TASK TO CARRY OUT:
Write out the line with "Read this page and output its text content." and every later line through the end of the data below, exactly as given, with no pictures in the copy.

RAW DATA:
________
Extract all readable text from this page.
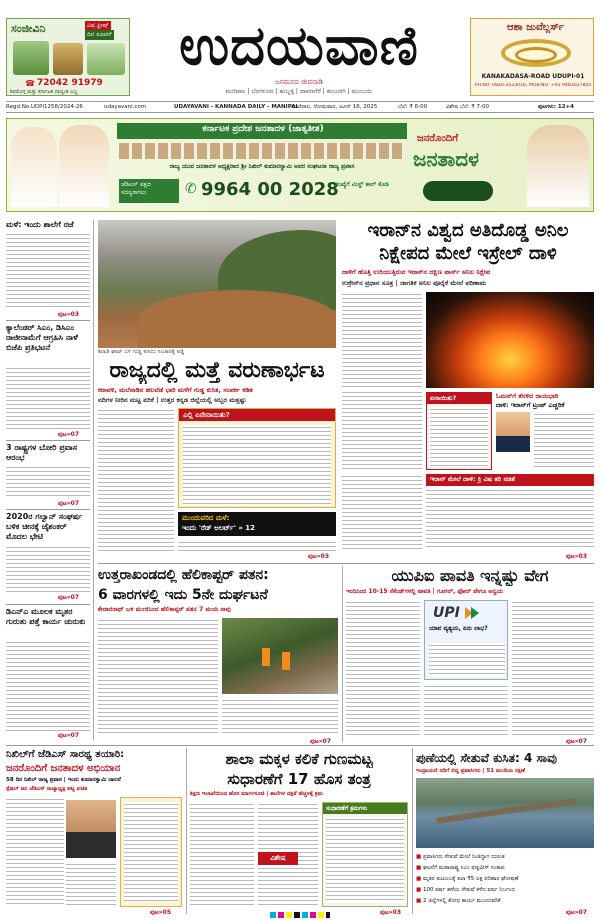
ಸಂಜೀವಿನಿ	ವಿಷ ಫ್ರೀಷ್
ದಿನ ಸೂಪರ್
☎ 72042 91979
ಶಿವಮೊಗ್ಗ ಮತ್ತು ಕರ್ನಾಟಕ ದಾದ್ಯಂತ ಲಭ್ಯ
ಉದಯವಾಣಿ
ಜನಮನದ ಜೀವನಾಡಿ
ಮಣಿಪಾಲ | ಬೆಂಗಳೂರು | ಹುಬ್ಬಳ್ಳಿ | ದಾವಣಗೆರೆ | ಕಲಬುರಗಿ | ಮುಂಬಯಿ
ಆಶಾ ಜುವೆಲ್ಲರ್ಸ್
KANAKADASA-ROAD UDUPI-01
PH.NO. 0820-2523016, MOB.NO. +91 9483027850
Regd.No.UDPI1258/2024-26	udayavani.com	UDAYAVANI - KANNADA DAILY - MANIPAL
ಮಣಿಪಾಲ, ಸೋಮವಾರ, ಜೂನ್ 16, 2025	ಬೆಲೆ: ₹ 6-00	ವಿಶೇಷ ಬೆಲೆ: ₹ 7-00	ಪುಟಗಳು: 12+4
ಕರ್ನಾಟಕ ಪ್ರದೇಶ ಜನತಾದಳ (ಜಾತ್ಯತೀತ)
ರಾಜ್ಯ ಯುವ ಜನತಾದಳ ಅಧ್ಯಕ್ಷರಾದ ಶ್ರೀ ನಿಖಿಲ್ ಕುಮಾರಸ್ವಾಮಿ ಅವರ ಸಂಘಟನಾ ರಾಜ್ಯ ಪ್ರವಾಸ
ಜೆಡಿಎಸ್ ಪಕ್ಷದ ಸದಸ್ಯರಾಗಲು	✆ 9964 00 2028
ಸಂಖ್ಯೆಗೆ ಮಿಸ್ಡ್ ಕಾಲ್ ಕೊಡಿ
ಜನರೊಂದಿಗೆ
ಜನತಾದಳ
ಮಳೆ: ಇಂದು ಶಾಲೆಗೆ ರಜೆ
ಪುಟ»03
ಕ್ಯಾಲೆಂಡರ್ ಸಿಎಂ, ಡಿಸಿಎಂ ರಾಜೀನಾಮೆಗೆ ಆಗ್ರಹಿಸಿ ನಾಳೆ ಬಿಜೆಪಿ ಪ್ರತಿಭಟನೆ
ಪುಟ»07
3 ರಾಷ್ಟ್ರಗಳ ಬೋರಿ ಪ್ರವಾಸ ಆರಂಭ
ಪುಟ»07
2020ರ ಗಲ್ವಾನ್ ಸಂಘರ್ಷ ಬಳಿಕ ಚೀನಕ್ಕೆ ಜೈಶಂಕರ್ ಮೊದಲ ಭೇಟಿ
ಪುಟ»07
ಡಿಎನ್‌ಎ ಮೂಲಕ ಮೃತರ ಗುರುತು ಪತ್ತೆ ಕಾರ್ಯ ಚುರುಕು
ಪುಟ»07
ಶಿರಾಡಿ ಘಾಟ್ ಬಳಿ ಗುಡ್ಡ ಕುಸಿದು ಸಂಚಾರಕ್ಕೆ ಅಡ್ಡಿ
ರಾಜ್ಯದಲ್ಲಿ ಮತ್ತೆ ವರುಣಾರ್ಭಟ
ಕರಾವಳಿ, ಮಲೆನಾಡಿನ ಹಲವೆಡೆ ಭಾರಿ ಮಳೆಗೆ ಗುಡ್ಡ ಕುಸಿತ, ಸಂಪರ್ಕ ಕಡಿತ
ನದಿಗಳ ನೀರಿನ ಮಟ್ಟ ಏರಿಕೆ | ಉತ್ತರ ಕನ್ನಡ ಜಿಲ್ಲೆಯಲ್ಲಿ ಅಬ್ಬರ ಮತ್ತಷ್ಟು
ಎಲ್ಲಿ ಏನೇನಾಯಿತು?
ಮುಂದುವರಿದ ಮಳೆ:
ಇಂದು 'ರೆಡ್ ಅಲರ್ಟ್' » 12
ಪುಟ»03
ಇರಾನ್‌ನ ವಿಶ್ವದ ಅತಿದೊಡ್ಡ ಅನಿಲ
ನಿಕ್ಷೇಪದ ಮೇಲೆ ಇಸ್ರೇಲ್ ದಾಳಿ
ದಾಳಿಗೆ ಹೊತ್ತಿ ಉರಿಯುತ್ತಿರುವ ಇರಾನ್‌ನ ದಕ್ಷಿಣ ಪಾರ್ಸ್ ಅನಿಲ ನಿಕ್ಷೇಪ
ಉಕ್ರೇನ್‌ನ ಪ್ರಧಾನ ಸೂತ್ರ | ಜಾಗತಿಕ ಅನಿಲ ಪೂರೈಕೆ ಮೇಲೆ ಪರಿಣಾಮ
ಏನಾಯಿತು?	ಓಮನ್‌ಗೆ ತೆರಳಿದ ರಾಯಭಾರಿ
ದಾಳಿ: ಇರಾನ್‌ಗೆ ಟ್ರಂಪ್ ಎಚ್ಚರಿಕೆ
ಇರಾನ್ ಮೇಲೆ ದಾಳಿ: ಕ್ರಿ ವಿಷ ತರಿ ನಡತೆ
ಪುಟ»03
ಉತ್ತರಾಖಂಡದಲ್ಲಿ ಹೆಲಿಕಾಪ್ಟರ್ ಪತನ:
6 ವಾರಗಳಲ್ಲಿ ಇದು 5ನೇ ದುರ್ಘಟನೆ
ಕೇದಾರನಾಥ್ ಬಳಿ ಮಂಜಿನಿಂದ ಹೆಲಿಕಾಪ್ಟರ್ ಪತನ 7 ಮಂದಿ ಸಾವು
ಪುಟ»07
ಯುಪಿಐ ಪಾವತಿ ಇನ್ನಷ್ಟು ವೇಗ
ಇಂದಿನಿಂದ 10-15 ಸೆಕೆಂಡ್‌ಗಳಲ್ಲಿ ಪಾವತಿ | ಗೂಗಲ್, ಫೋನ್ ಪೇಗೂ ಅನ್ವಯ
UPI
ಯಾವ ವ್ಯತ್ಯಯ, ಏನು ಲಾಭ?
ಪುಟ»07
ನಿಖಿಲ್‌ಗೆ ಜೆಡಿಎಸ್ ಸಾರಥ್ಯ ತಯಾರಿ:
ಜನರೊಂದಿಗೆ ಜನತಾದಳ ಅಭಿಯಾನ
58 ದಿನ ನಿಖಿಲ್ ರಾಜ್ಯ ಪ್ರವಾಸ | ಇಂದು ಕುಮಾರಸ್ವಾಮಿ ಚಾಲನೆ
ಸ್ಪೆಷಲ್‌ ಜನ ಜೆಡಿಎಸ್ ರಾಜ್ಯಾಧ್ಯಕ್ಷ ಪಟ್ಟ ಖಚಿತ
ಪುಟ»05
ಶಾಲಾ ಮಕ್ಕಳ ಕಲಿಕೆ ಗುಣಮಟ್ಟ
ಸುಧಾರಣೆಗೆ 17 ಹೊಸ ತಂತ್ರ
ಶಿಕ್ಷಣ ಇಲಾಖೆಯಿಂದ ಹೊಸ ಮಾರ್ಗಸೂಚಿ | ಶಾಲೆಗಳ ದಕ್ಷತೆ ಹೆಚ್ಚಳಕ್ಕೆ ಕ್ರಮ
ಸುಧಾರಣೆಗೆ ಕ್ರಮಗಳು
ವಿಶೇಷ
ಪುಟ»03
ಪುಣೆಯಲ್ಲಿ ಸೇತುವೆ ಕುಸಿತ: 4 ಸಾವು
ಇಂದ್ರಾಯಣಿ ನದಿಗೆ ಬಿದ್ದ ಪ್ರವಾಸಿಗರು | 51 ಮಂದಿಯ ರಕ್ಷಣೆ
■ ಪ್ರವಾಸಿಗರು ಸೇತುವೆ ಮೇಲೆ ನಿಂತಿದ್ದಾಗ ದುರಂತ
■ ಘಟನೆಗೆ ಮಹಾರಾಷ್ಟ್ರ ಸಿಎಂ ಫಡ್ನವೀಸ್ ಸಂತಾಪ
■ ಮೃತರ ಕುಟುಂಬಕ್ಕೆ ತಲಾ ₹5 ಲಕ್ಷ ಪರಿಹಾರ ಘೋಷಣೆ
■ 100 ವರ್ಷ ಹಳೆಯ ಸೇತುವೆ ಕಳೆದ ವರ್ಷ ನಿರ್ಬಂಧ
■ 2 ಜಿಲ್ಲೆಗಳಲ್ಲಿ ಶೋಧ ಕಾರ್ಯ ಮುಂದುವರಿಕೆ
ಪುಟ»07
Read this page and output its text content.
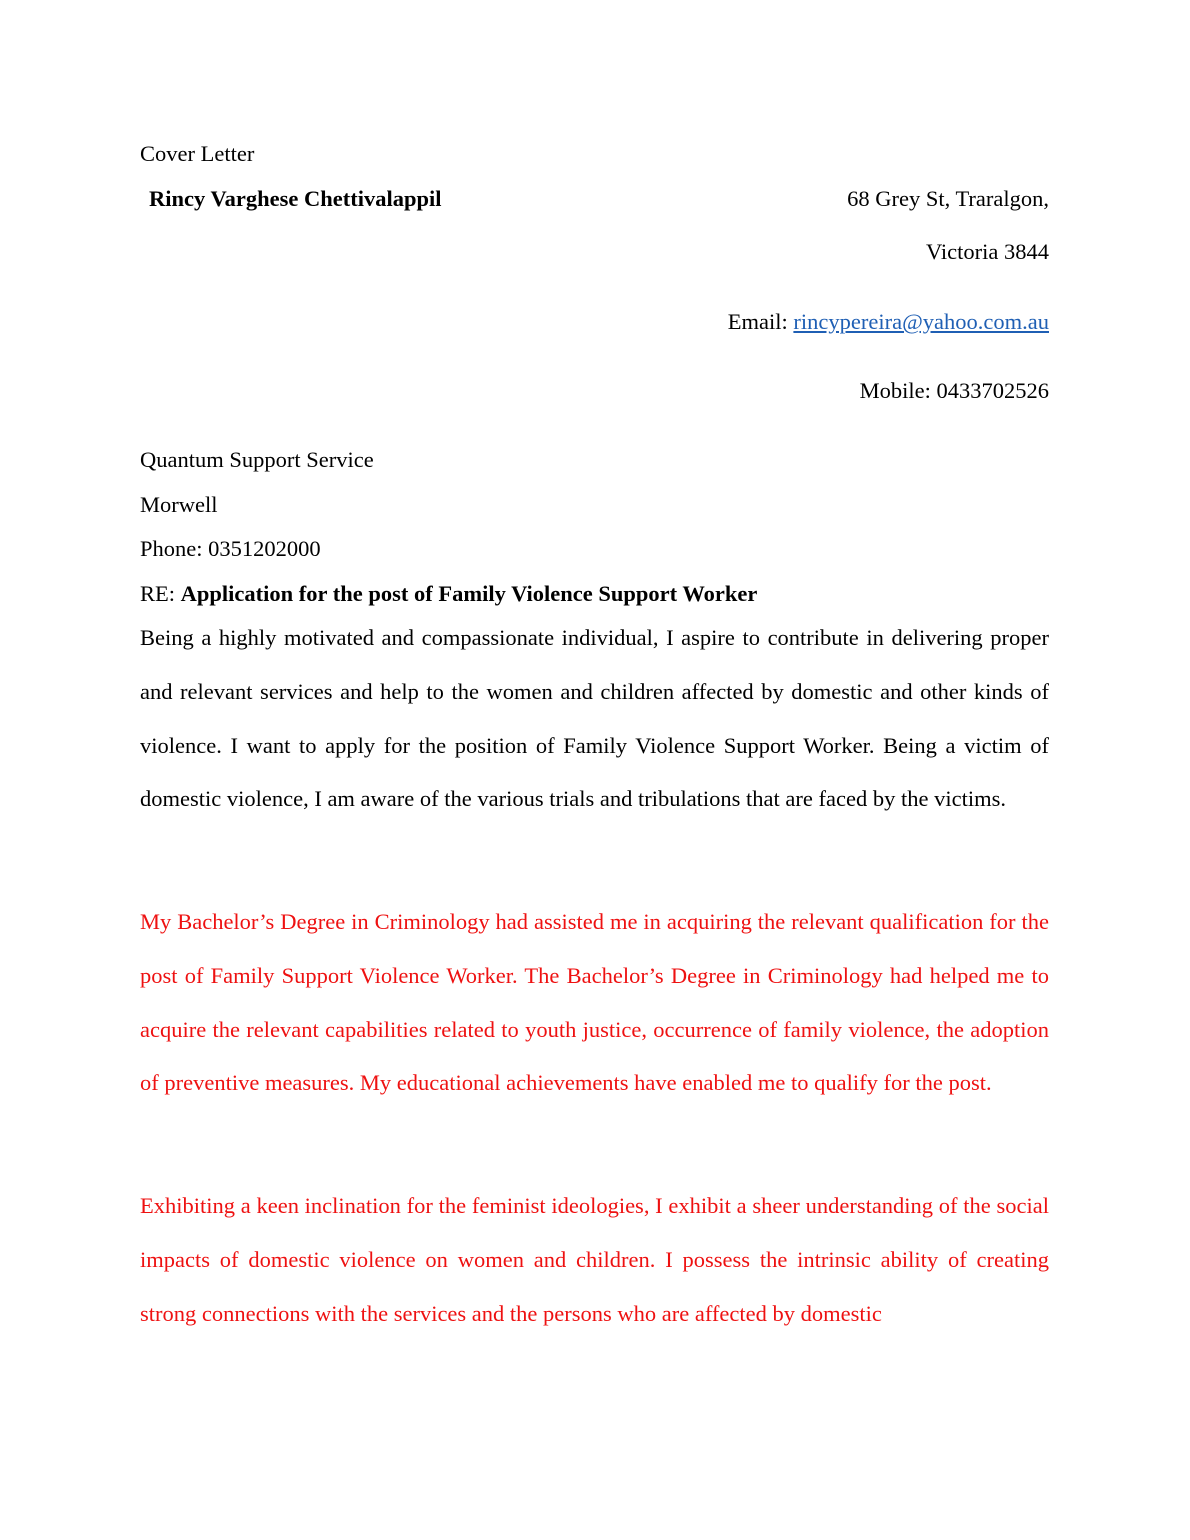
Cover Letter
Rincy Varghese Chettivalappil	68 Grey St, Traralgon,
Victoria 3844
Email: rincypereira@yahoo.com.au
Mobile: 0433702526
Quantum Support Service
Morwell
Phone: 0351202000
RE: Application for the post of Family Violence Support Worker

Being a highly motivated and compassionate individual, I aspire to contribute in delivering proper and relevant services and help to the women and children affected by domestic and other kinds of violence. I want to apply for the position of Family Violence Support Worker. Being a victim of domestic violence, I am aware of the various trials and tribulations that are faced by the victims.

My Bachelor’s Degree in Criminology had assisted me in acquiring the relevant qualification for the post of Family Support Violence Worker. The Bachelor’s Degree in Criminology had helped me to acquire the relevant capabilities related to youth justice, occurrence of family violence, the adoption of preventive measures. My educational achievements have enabled me to qualify for the post.

Exhibiting a keen inclination for the feminist ideologies, I exhibit a sheer understanding of the social impacts of domestic violence on women and children. I possess the intrinsic ability of creating strong connections with the services and the persons who are affected by domestic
________
FINAL ANSWER:
Read this page and output its text content.
Cover Letter
Rincy Varghese Chettivalappil	68 Grey St, Traralgon,
Victoria 3844
Email: rincypereira@yahoo.com.au
Mobile: 0433702526
Quantum Support Service
Morwell
Phone: 0351202000
RE: Application for the post of Family Violence Support Worker

Being a highly motivated and compassionate individual, I aspire to contribute in delivering proper and relevant services and help to the women and children affected by domestic and other kinds of violence. I want to apply for the position of Family Violence Support Worker. Being a victim of domestic violence, I am aware of the various trials and tribulations that are faced by the victims.

My Bachelor’s Degree in Criminology had assisted me in acquiring the relevant qualification for the post of Family Support Violence Worker. The Bachelor’s Degree in Criminology had helped me to acquire the relevant capabilities related to youth justice, occurrence of family violence, the adoption of preventive measures. My educational achievements have enabled me to qualify for the post.

Exhibiting a keen inclination for the feminist ideologies, I exhibit a sheer understanding of the social impacts of domestic violence on women and children. I possess the intrinsic ability of creating strong connections with the services and the persons who are affected by domestic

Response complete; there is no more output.